Search the records below for the word "function". Pull out each line that has it.
···
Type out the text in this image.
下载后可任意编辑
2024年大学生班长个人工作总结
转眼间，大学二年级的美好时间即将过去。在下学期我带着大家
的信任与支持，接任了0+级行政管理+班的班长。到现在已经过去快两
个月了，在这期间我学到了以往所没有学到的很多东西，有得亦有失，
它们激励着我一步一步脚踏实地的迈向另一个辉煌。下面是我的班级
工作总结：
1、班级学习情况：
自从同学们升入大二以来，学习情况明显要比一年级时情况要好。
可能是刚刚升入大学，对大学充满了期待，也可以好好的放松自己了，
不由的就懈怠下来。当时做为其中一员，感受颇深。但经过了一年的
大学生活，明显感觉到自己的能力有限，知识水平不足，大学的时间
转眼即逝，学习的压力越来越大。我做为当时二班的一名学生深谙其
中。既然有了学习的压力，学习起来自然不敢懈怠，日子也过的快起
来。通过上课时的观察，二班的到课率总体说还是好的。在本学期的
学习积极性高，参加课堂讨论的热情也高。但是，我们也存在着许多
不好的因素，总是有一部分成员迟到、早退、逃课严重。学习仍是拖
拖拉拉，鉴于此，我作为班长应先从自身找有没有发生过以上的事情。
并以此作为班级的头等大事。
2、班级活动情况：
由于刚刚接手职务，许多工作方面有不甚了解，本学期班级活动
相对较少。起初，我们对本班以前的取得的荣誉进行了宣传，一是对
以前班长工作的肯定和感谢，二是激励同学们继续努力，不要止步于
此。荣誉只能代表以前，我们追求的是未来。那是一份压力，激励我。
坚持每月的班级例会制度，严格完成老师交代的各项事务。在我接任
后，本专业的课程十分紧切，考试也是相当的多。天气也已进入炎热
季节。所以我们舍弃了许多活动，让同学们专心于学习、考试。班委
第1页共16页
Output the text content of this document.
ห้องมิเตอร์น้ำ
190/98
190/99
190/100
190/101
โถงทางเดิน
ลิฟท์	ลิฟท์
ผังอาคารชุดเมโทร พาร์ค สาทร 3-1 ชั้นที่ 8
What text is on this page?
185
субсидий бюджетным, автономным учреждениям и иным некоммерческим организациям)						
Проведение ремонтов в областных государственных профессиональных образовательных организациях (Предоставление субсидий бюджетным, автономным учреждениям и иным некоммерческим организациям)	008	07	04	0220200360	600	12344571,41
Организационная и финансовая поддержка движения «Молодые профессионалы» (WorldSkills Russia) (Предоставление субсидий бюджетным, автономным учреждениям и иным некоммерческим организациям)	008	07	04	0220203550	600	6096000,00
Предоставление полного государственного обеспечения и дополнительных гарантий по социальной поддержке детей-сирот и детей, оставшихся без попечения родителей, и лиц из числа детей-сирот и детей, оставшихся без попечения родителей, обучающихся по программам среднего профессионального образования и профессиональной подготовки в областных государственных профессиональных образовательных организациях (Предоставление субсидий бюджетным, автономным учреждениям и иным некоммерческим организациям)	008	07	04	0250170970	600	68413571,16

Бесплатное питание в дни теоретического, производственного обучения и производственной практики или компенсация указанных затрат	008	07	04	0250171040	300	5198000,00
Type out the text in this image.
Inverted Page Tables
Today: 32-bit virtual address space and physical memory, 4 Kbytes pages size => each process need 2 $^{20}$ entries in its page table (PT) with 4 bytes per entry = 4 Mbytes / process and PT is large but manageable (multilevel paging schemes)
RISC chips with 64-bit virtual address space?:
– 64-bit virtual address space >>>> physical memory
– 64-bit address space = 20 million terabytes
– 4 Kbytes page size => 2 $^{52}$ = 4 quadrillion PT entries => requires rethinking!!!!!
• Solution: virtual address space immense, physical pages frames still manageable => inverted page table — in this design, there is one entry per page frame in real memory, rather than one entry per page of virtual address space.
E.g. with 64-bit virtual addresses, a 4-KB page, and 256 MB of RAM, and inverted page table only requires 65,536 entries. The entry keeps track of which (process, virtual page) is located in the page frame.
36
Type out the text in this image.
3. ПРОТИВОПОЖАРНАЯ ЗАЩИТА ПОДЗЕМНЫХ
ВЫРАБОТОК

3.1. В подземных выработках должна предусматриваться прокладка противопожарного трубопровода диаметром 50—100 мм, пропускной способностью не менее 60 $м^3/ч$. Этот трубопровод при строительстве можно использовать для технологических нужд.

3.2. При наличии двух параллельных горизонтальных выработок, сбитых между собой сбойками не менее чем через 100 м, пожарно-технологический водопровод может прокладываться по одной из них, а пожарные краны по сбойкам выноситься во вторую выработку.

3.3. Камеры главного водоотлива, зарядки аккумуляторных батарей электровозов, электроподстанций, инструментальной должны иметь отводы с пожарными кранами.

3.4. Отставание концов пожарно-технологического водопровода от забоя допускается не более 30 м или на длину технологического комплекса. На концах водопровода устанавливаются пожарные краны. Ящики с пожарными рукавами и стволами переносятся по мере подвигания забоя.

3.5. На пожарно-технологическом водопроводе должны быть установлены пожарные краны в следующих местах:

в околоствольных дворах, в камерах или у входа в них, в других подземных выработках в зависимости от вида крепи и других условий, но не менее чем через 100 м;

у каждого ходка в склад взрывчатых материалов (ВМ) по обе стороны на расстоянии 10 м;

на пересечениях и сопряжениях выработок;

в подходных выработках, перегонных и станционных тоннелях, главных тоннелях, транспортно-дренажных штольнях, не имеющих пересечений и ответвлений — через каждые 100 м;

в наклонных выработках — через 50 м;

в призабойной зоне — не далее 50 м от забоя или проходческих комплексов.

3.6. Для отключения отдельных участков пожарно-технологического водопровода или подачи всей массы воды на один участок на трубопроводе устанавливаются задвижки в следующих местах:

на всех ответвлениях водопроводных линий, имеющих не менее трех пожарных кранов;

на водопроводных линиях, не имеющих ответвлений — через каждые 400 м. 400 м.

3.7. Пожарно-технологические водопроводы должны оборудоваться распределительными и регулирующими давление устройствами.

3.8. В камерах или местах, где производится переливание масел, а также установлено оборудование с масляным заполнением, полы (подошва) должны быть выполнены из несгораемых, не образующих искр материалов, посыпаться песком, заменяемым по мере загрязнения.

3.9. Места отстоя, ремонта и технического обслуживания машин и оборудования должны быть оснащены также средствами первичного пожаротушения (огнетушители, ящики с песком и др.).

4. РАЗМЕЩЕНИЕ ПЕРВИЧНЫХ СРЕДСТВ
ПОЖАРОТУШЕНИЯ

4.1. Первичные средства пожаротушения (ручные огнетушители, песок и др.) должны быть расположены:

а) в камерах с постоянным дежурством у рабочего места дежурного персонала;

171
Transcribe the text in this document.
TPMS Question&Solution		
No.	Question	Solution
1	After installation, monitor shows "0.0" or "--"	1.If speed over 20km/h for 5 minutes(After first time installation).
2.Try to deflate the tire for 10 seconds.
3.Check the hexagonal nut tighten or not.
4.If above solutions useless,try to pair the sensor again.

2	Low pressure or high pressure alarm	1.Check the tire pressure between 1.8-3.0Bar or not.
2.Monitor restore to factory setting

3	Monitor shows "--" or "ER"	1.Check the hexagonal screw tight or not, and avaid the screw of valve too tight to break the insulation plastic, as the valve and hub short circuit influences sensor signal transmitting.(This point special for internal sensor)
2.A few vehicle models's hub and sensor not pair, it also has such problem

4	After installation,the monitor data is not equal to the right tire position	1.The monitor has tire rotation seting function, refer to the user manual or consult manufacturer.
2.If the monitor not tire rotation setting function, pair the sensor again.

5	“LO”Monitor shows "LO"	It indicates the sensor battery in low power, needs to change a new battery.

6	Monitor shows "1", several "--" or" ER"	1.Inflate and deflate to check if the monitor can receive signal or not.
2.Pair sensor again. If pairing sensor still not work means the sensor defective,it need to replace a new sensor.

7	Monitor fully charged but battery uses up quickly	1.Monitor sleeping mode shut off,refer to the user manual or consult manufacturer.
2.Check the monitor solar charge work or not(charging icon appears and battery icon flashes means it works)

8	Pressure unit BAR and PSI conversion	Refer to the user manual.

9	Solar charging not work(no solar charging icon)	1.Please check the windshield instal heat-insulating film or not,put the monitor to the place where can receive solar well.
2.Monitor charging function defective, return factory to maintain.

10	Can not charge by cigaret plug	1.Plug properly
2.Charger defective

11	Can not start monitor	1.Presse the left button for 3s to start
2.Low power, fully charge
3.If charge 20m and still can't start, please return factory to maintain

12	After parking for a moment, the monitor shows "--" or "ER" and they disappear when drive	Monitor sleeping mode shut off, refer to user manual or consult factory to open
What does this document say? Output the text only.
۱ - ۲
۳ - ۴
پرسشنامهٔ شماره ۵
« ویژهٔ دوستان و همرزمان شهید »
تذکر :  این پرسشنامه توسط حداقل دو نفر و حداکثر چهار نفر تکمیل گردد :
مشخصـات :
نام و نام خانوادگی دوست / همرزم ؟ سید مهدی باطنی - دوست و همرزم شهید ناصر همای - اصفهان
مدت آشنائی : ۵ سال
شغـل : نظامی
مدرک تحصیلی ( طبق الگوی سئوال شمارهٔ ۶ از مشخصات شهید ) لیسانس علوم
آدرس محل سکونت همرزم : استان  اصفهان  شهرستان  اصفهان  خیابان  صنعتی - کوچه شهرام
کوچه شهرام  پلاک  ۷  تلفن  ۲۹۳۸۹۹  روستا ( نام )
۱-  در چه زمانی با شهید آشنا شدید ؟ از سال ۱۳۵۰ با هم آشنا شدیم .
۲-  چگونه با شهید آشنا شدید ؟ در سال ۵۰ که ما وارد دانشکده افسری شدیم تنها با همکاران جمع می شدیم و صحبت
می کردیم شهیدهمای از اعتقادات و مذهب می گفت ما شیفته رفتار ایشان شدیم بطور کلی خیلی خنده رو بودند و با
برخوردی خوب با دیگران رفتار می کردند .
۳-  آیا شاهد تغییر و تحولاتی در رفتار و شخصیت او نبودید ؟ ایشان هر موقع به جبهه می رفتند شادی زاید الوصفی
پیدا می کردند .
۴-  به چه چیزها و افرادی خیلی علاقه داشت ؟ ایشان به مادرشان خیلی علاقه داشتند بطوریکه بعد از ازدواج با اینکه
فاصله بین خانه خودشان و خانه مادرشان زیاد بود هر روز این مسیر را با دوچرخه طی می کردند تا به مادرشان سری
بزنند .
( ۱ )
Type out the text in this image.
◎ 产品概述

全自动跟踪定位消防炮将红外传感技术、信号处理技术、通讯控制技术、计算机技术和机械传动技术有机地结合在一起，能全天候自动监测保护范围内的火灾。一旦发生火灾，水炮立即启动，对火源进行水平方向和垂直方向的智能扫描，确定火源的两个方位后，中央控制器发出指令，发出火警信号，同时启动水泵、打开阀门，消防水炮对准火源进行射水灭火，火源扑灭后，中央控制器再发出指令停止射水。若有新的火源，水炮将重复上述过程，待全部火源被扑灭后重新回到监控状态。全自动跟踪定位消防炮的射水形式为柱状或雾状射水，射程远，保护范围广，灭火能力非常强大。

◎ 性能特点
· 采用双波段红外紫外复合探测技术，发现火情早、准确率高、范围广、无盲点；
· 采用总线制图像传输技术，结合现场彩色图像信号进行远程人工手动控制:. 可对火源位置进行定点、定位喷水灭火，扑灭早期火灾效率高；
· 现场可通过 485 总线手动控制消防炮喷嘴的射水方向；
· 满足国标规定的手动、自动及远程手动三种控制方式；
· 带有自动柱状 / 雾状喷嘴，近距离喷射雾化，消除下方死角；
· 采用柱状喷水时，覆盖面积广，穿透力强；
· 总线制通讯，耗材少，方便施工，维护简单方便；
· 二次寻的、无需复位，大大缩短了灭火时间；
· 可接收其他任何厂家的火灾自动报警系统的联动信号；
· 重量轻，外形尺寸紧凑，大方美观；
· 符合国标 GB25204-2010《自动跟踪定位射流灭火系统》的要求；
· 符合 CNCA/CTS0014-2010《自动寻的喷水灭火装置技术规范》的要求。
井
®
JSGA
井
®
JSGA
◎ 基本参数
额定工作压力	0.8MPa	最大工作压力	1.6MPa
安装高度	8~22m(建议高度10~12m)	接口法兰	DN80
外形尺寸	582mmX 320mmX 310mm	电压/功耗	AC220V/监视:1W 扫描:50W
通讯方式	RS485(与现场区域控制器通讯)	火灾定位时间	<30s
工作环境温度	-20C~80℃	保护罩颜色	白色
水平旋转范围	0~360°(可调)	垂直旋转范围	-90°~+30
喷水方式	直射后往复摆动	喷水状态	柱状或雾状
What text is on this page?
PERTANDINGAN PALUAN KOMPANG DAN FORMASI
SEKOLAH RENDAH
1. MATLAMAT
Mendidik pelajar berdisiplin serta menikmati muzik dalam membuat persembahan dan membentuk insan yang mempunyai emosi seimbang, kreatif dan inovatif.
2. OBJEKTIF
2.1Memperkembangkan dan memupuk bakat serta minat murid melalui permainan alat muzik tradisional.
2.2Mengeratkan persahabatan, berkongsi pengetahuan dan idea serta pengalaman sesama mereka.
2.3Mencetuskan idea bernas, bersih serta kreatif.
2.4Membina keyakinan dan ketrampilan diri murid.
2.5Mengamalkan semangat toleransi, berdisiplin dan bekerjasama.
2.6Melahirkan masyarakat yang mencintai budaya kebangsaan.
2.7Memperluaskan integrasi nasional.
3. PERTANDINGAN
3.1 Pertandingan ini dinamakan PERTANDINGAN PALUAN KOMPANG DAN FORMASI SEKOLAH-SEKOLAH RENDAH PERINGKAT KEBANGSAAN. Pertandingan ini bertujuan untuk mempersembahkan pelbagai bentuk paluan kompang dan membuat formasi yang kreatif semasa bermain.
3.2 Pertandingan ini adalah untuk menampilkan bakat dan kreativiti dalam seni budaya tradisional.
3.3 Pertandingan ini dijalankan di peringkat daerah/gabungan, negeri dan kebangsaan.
···
» **RESPONSE TO THIS TASK**
4	After installation,the monitor data is not equal to the right tire position	1.The monitor has tire rotation seting function, refer to the user manual or consult manufacturer.
2.If the monitor not tire rotation setting function, pair the sensor again.
2.Monitor charging function defective, return factory to maintain.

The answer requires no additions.